SET PROBLEM: Only the lines holding the string "chevron" are needed. Copy each one.

DATA SHOWN:
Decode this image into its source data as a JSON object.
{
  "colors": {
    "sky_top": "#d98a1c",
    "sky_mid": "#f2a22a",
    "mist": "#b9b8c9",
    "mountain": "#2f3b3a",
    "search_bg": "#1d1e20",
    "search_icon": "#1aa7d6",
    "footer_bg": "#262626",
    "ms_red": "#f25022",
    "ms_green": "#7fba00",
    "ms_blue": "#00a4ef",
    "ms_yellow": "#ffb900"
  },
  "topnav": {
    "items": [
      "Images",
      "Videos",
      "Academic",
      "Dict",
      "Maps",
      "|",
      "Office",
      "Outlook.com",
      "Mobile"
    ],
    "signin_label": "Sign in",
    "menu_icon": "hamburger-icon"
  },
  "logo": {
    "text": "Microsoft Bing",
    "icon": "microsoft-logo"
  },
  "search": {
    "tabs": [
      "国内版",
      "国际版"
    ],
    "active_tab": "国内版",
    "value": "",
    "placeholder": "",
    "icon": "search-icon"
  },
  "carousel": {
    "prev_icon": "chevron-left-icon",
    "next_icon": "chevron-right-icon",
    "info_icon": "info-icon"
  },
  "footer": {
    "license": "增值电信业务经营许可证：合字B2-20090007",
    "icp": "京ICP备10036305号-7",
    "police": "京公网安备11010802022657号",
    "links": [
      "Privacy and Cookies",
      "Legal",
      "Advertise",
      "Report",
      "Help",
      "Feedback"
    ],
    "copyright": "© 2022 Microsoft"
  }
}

TASK ANSWER:
    "prev_icon": "chevron-left-icon",
    "next_icon": "chevron-right-icon",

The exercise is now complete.